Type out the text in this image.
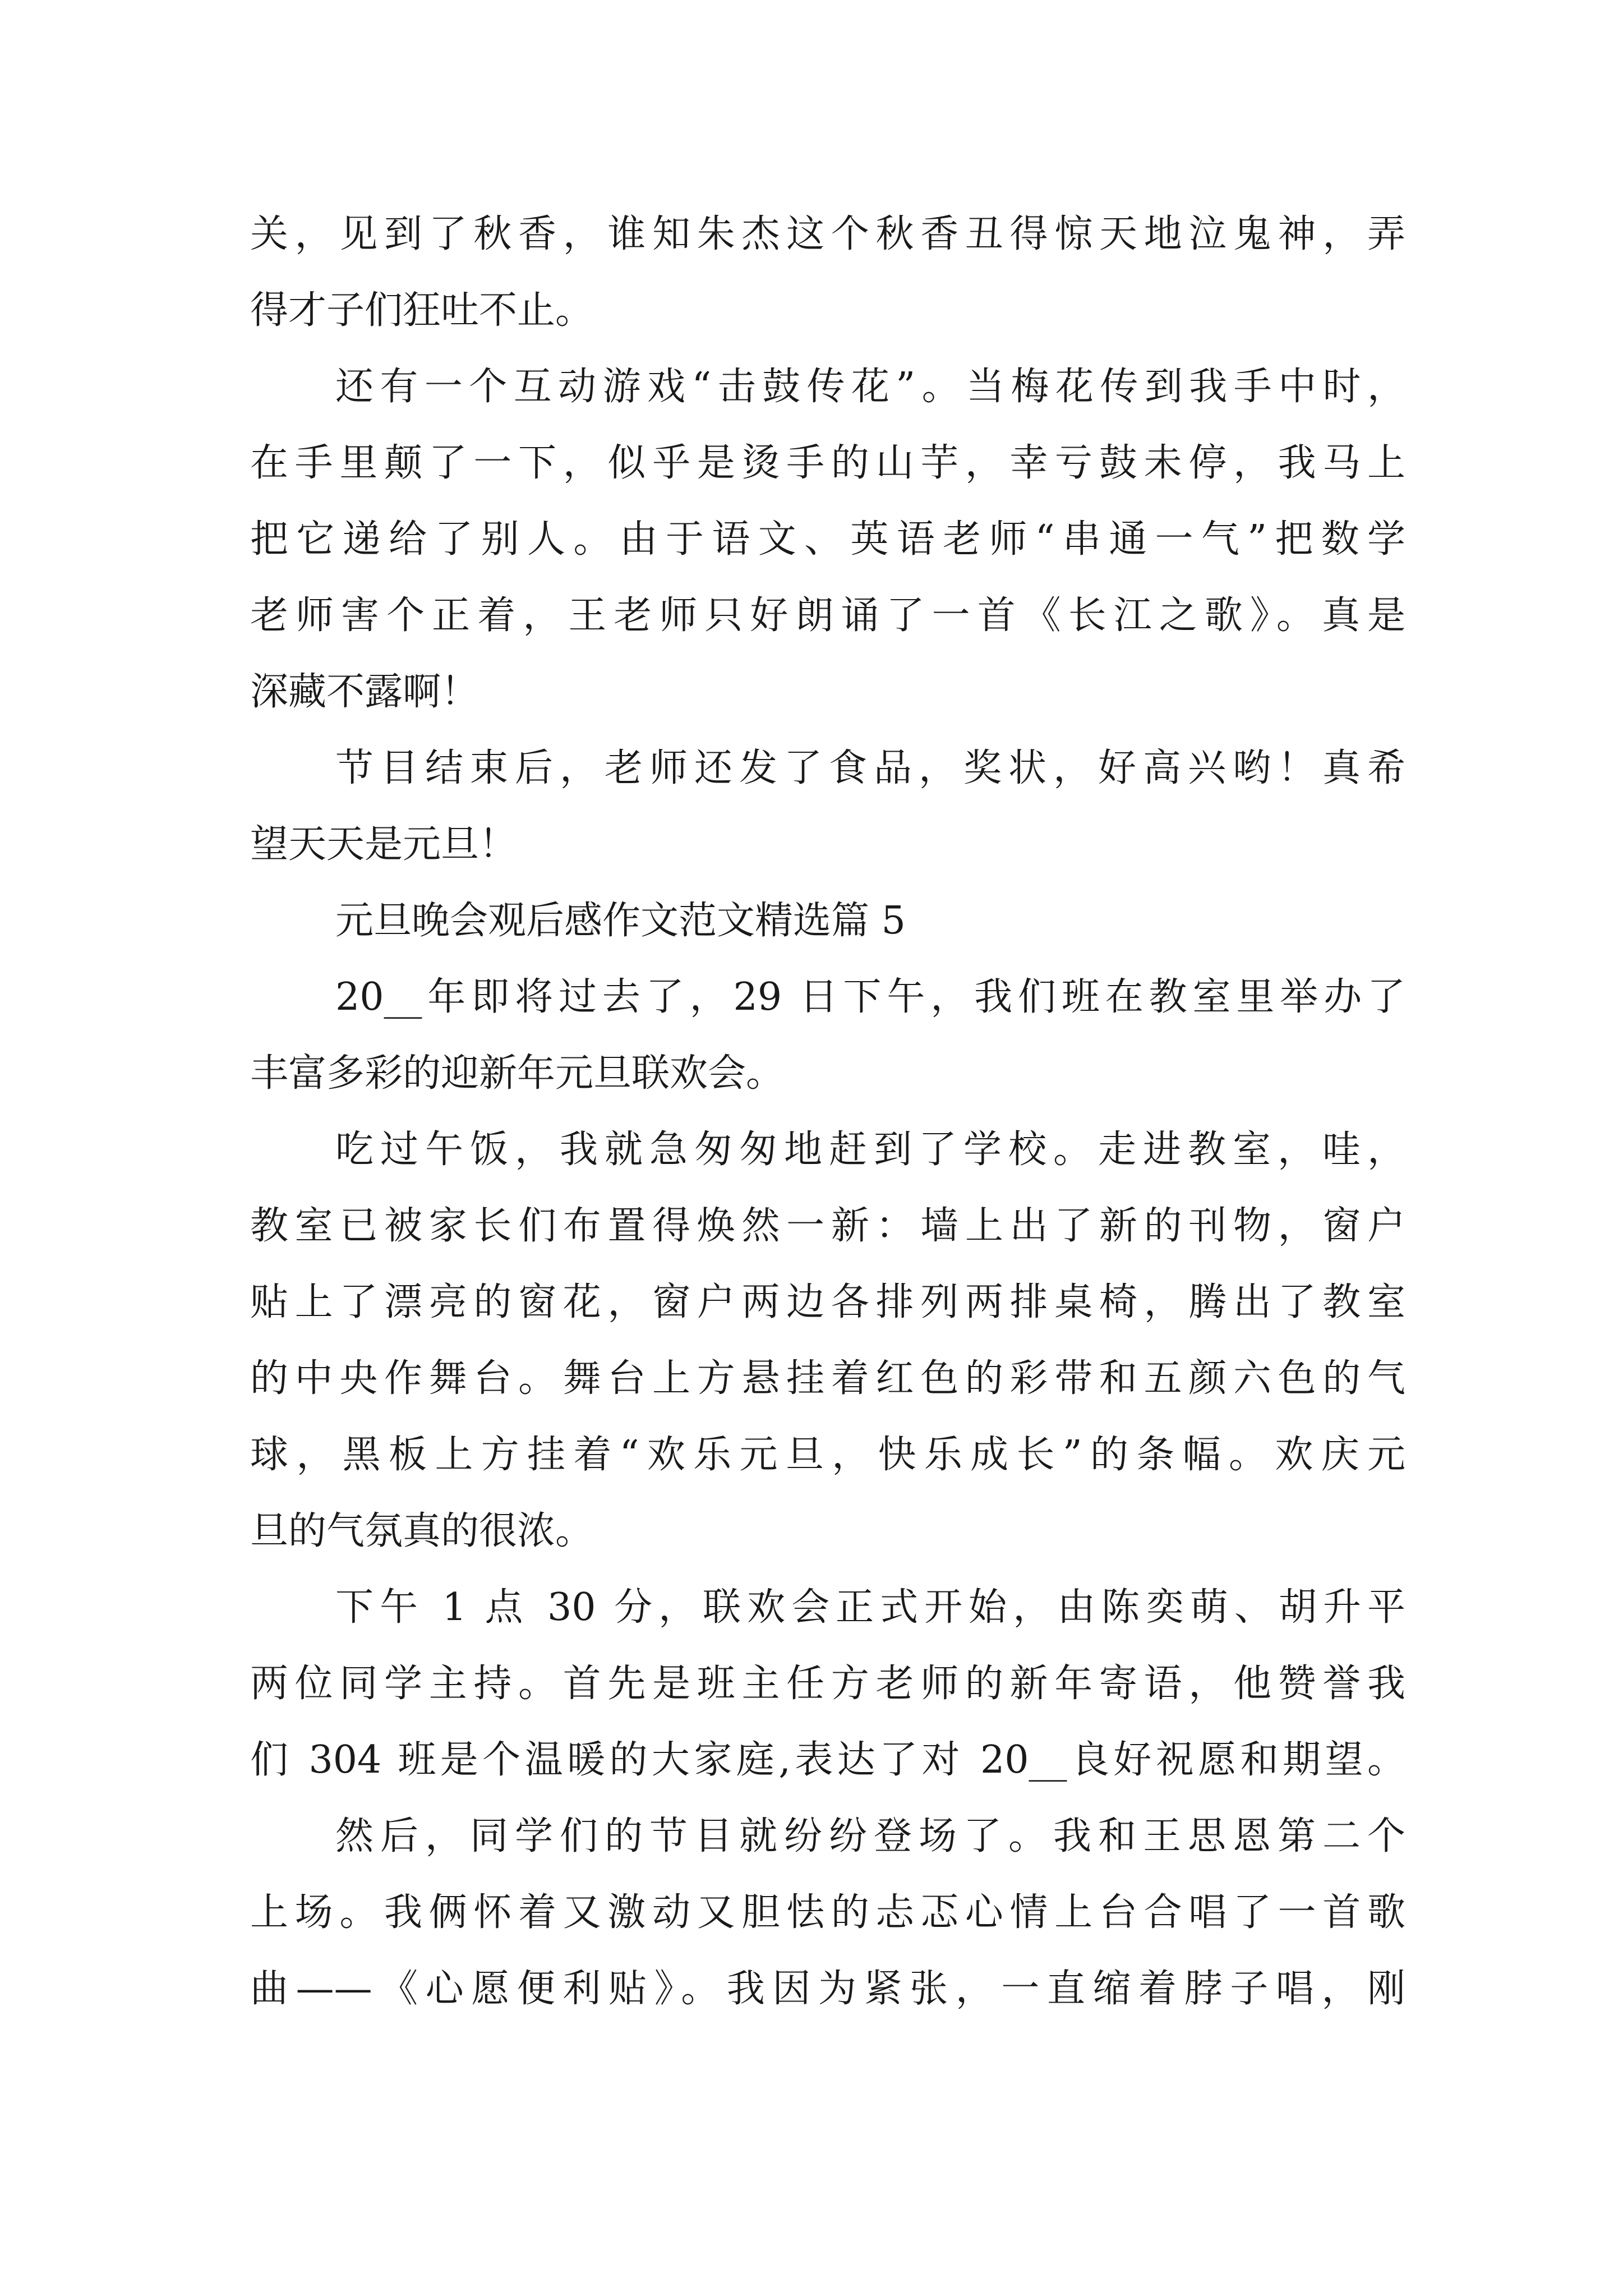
关，见到了秋香，谁知朱杰这个秋香丑得惊天地泣鬼神，弄
得才子们狂吐不止。
还有一个互动游戏“击鼓传花”。当梅花传到我手中时，
在手里颠了一下，似乎是烫手的山芋，幸亏鼓未停，我马上
把它递给了别人。由于语文、英语老师“串通一气”把数学
老师害个正着，王老师只好朗诵了一首《长江之歌》。真是
深藏不露啊！
节目结束后，老师还发了食品，奖状，好高兴哟！真希
望天天是元旦！
元旦晚会观后感作文范文精选篇 5
20__年即将过去了，29 日下午，我们班在教室里举办了
丰富多彩的迎新年元旦联欢会。
吃过午饭，我就急匆匆地赶到了学校。走进教室，哇，
教室已被家长们布置得焕然一新：墙上出了新的刊物，窗户
贴上了漂亮的窗花，窗户两边各排列两排桌椅，腾出了教室
的中央作舞台。舞台上方悬挂着红色的彩带和五颜六色的气
球，黑板上方挂着“欢乐元旦，快乐成长”的条幅。欢庆元
旦的气氛真的很浓。
下午 1 点 30 分，联欢会正式开始，由陈奕萌、胡升平
两位同学主持。首先是班主任方老师的新年寄语，他赞誉我
们 304 班是个温暖的大家庭,表达了对 20__良好祝愿和期望。
然后，同学们的节目就纷纷登场了。我和王思恩第二个
上场。我俩怀着又激动又胆怯的忐忑心情上台合唱了一首歌
曲——《心愿便利贴》。我因为紧张，一直缩着脖子唱，刚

- - - - -

● Job: With the pictures omitted, reproduce the records in full and exactly.

● The solution:
Type out the text in this image.
关，见到了秋香，谁知朱杰这个秋香丑得惊天地泣鬼神，弄
得才子们狂吐不止。
还有一个互动游戏“击鼓传花”。当梅花传到我手中时，
在手里颠了一下，似乎是烫手的山芋，幸亏鼓未停，我马上
把它递给了别人。由于语文、英语老师“串通一气”把数学
老师害个正着，王老师只好朗诵了一首《长江之歌》。真是
深藏不露啊！
节目结束后，老师还发了食品，奖状，好高兴哟！真希
望天天是元旦！
元旦晚会观后感作文范文精选篇 5
20__年即将过去了，29 日下午，我们班在教室里举办了
丰富多彩的迎新年元旦联欢会。
吃过午饭，我就急匆匆地赶到了学校。走进教室，哇，
教室已被家长们布置得焕然一新：墙上出了新的刊物，窗户
贴上了漂亮的窗花，窗户两边各排列两排桌椅，腾出了教室
的中央作舞台。舞台上方悬挂着红色的彩带和五颜六色的气
球，黑板上方挂着“欢乐元旦，快乐成长”的条幅。欢庆元
旦的气氛真的很浓。
下午 1 点 30 分，联欢会正式开始，由陈奕萌、胡升平
两位同学主持。首先是班主任方老师的新年寄语，他赞誉我
们 304 班是个温暖的大家庭,表达了对 20__良好祝愿和期望。
然后，同学们的节目就纷纷登场了。我和王思恩第二个
上场。我俩怀着又激动又胆怯的忐忑心情上台合唱了一首歌
曲——《心愿便利贴》。我因为紧张，一直缩着脖子唱，刚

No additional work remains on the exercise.